[Data records]
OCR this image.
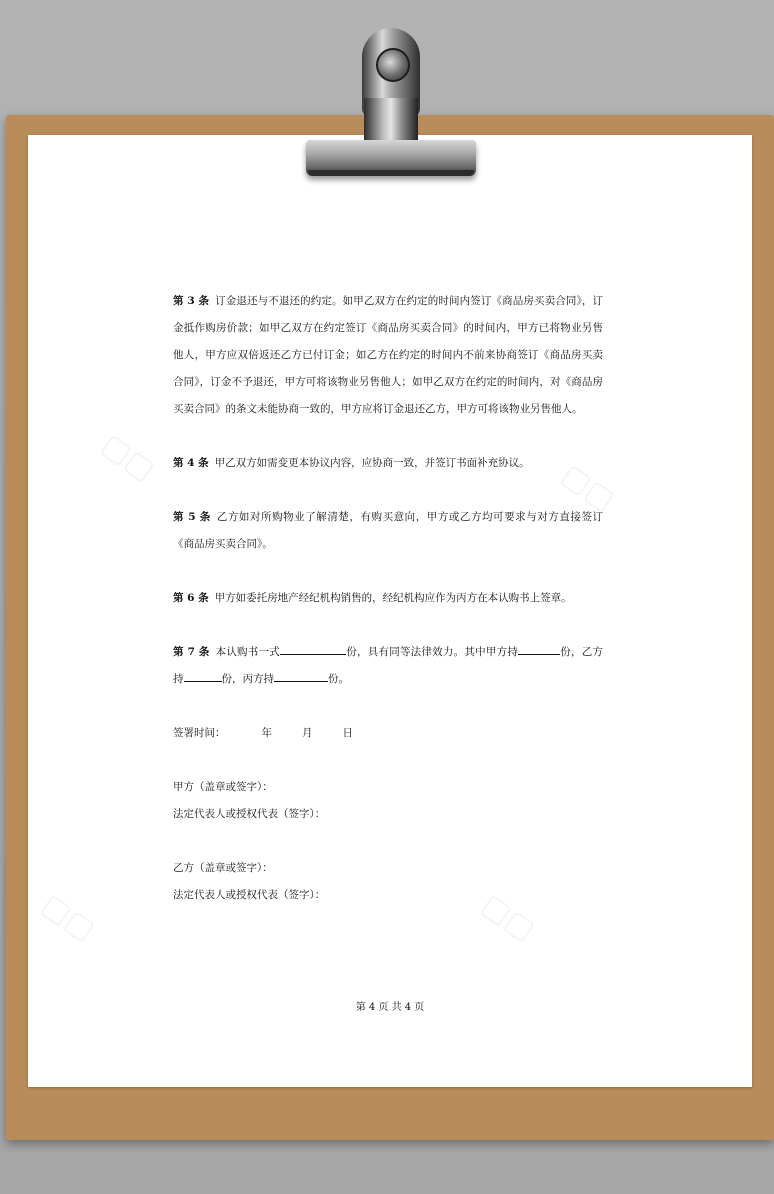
▢▢
▢▢
▢▢	▢▢

第 3 条 订金退还与不退还的约定。如甲乙双方在约定的时间内签订《商品房买卖合同》，订金抵作购房价款；如甲乙双方在约定签订《商品房买卖合同》的时间内，甲方已将物业另售他人，甲方应双倍返还乙方已付订金；如乙方在约定的时间内不前来协商签订《商品房买卖合同》，订金不予退还，甲方可将该物业另售他人；如甲乙双方在约定的时间内，对《商品房买卖合同》的条文未能协商一致的，甲方应将订金退还乙方，甲方可将该物业另售他人。

第 4 条 甲乙双方如需变更本协议内容，应协商一致，并签订书面补充协议。

第 5 条 乙方如对所购物业了解清楚，有购买意向，甲方或乙方均可要求与对方直接签订《商品房买卖合同》。

第 6 条 甲方如委托房地产经纪机构销售的，经纪机构应作为丙方在本认购书上签章。

第 7 条 本认购书一式	份，具有同等法律效力。其中甲方持	份，乙方持	份，丙方持	份。

签署时间：	年	月	日

甲方（盖章或签字）：

法定代表人或授权代表（签字）：

乙方（盖章或签字）：

法定代表人或授权代表（签字）：

第 4 页 共 4 页
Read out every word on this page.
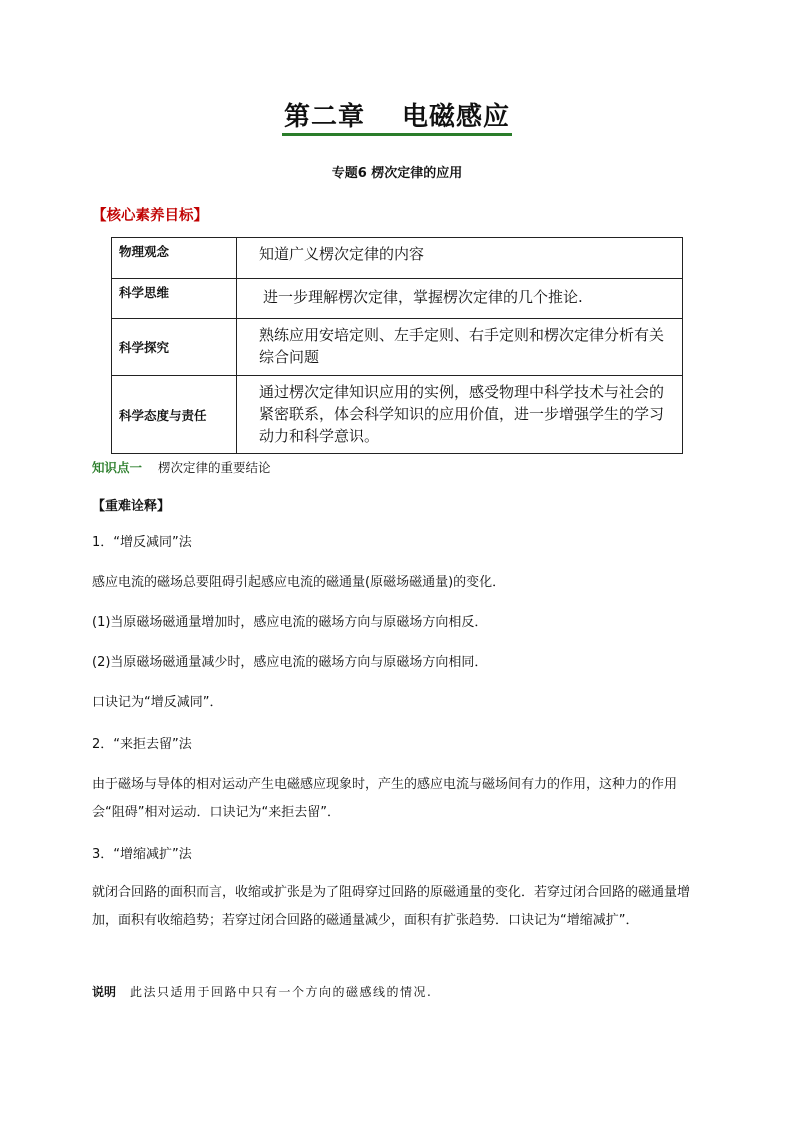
第二章　 电磁感应
专题6 楞次定律的应用
【核心素养目标】
物理观念	知道广义楞次定律的内容
科学思维	进一步理解楞次定律，掌握楞次定律的几个推论.
科学探究	熟练应用安培定则、左手定则、右手定则和楞次定律分析有关综合问题
科学态度与责任	通过楞次定律知识应用的实例，感受物理中科学技术与社会的紧密联系，体会科学知识的应用价值，进一步增强学生的学习动力和科学意识。
知识点一 楞次定律的重要结论
【重难诠释】
1．“增反减同”法
感应电流的磁场总要阻碍引起感应电流的磁通量(原磁场磁通量)的变化．
(1)当原磁场磁通量增加时，感应电流的磁场方向与原磁场方向相反．
(2)当原磁场磁通量减少时，感应电流的磁场方向与原磁场方向相同．
口诀记为“增反减同”．
2．“来拒去留”法
由于磁场与导体的相对运动产生电磁感应现象时，产生的感应电流与磁场间有力的作用，这种力的作用会“阻碍”相对运动．口诀记为“来拒去留”．
3．“增缩减扩”法
就闭合回路的面积而言，收缩或扩张是为了阻碍穿过回路的原磁通量的变化．若穿过闭合回路的磁通量增加，面积有收缩趋势；若穿过闭合回路的磁通量减少，面积有扩张趋势．口诀记为“增缩减扩”．
说明 此法只适用于回路中只有一个方向的磁感线的情况.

#### [Stated problem]
Repeat the data exactly, dropping every picture it holds.

#### [Result]
OCR this image.
▢▢
▢▢
▢▢	▢▢

第 3 条 订金退还与不退还的约定。如甲乙双方在约定的时间内签订《商品房买卖合同》，订金抵作购房价款；如甲乙双方在约定签订《商品房买卖合同》的时间内，甲方已将物业另售他人，甲方应双倍返还乙方已付订金；如乙方在约定的时间内不前来协商签订《商品房买卖合同》，订金不予退还，甲方可将该物业另售他人；如甲乙双方在约定的时间内，对《商品房买卖合同》的条文未能协商一致的，甲方应将订金退还乙方，甲方可将该物业另售他人。

第 4 条 甲乙双方如需变更本协议内容，应协商一致，并签订书面补充协议。

第 5 条 乙方如对所购物业了解清楚，有购买意向，甲方或乙方均可要求与对方直接签订《商品房买卖合同》。

第 6 条 甲方如委托房地产经纪机构销售的，经纪机构应作为丙方在本认购书上签章。

第 7 条 本认购书一式	份，具有同等法律效力。其中甲方持	份，乙方持	份，丙方持	份。

签署时间：	年	月	日

甲方（盖章或签字）：

法定代表人或授权代表（签字）：

乙方（盖章或签字）：

法定代表人或授权代表（签字）：

第 4 页 共 4 页
Read out every word on this page.
第二章　 电磁感应
专题6 楞次定律的应用
【核心素养目标】
物理观念	知道广义楞次定律的内容
科学思维	进一步理解楞次定律，掌握楞次定律的几个推论.
科学探究	熟练应用安培定则、左手定则、右手定则和楞次定律分析有关综合问题
科学态度与责任	通过楞次定律知识应用的实例，感受物理中科学技术与社会的紧密联系，体会科学知识的应用价值，进一步增强学生的学习动力和科学意识。
知识点一 楞次定律的重要结论
【重难诠释】
1．“增反减同”法
感应电流的磁场总要阻碍引起感应电流的磁通量(原磁场磁通量)的变化．
(1)当原磁场磁通量增加时，感应电流的磁场方向与原磁场方向相反．
(2)当原磁场磁通量减少时，感应电流的磁场方向与原磁场方向相同．
口诀记为“增反减同”．
2．“来拒去留”法
由于磁场与导体的相对运动产生电磁感应现象时，产生的感应电流与磁场间有力的作用，这种力的作用会“阻碍”相对运动．口诀记为“来拒去留”．
3．“增缩减扩”法
就闭合回路的面积而言，收缩或扩张是为了阻碍穿过回路的原磁通量的变化．若穿过闭合回路的磁通量增加，面积有收缩趋势；若穿过闭合回路的磁通量减少，面积有扩张趋势．口诀记为“增缩减扩”．
说明 此法只适用于回路中只有一个方向的磁感线的情况.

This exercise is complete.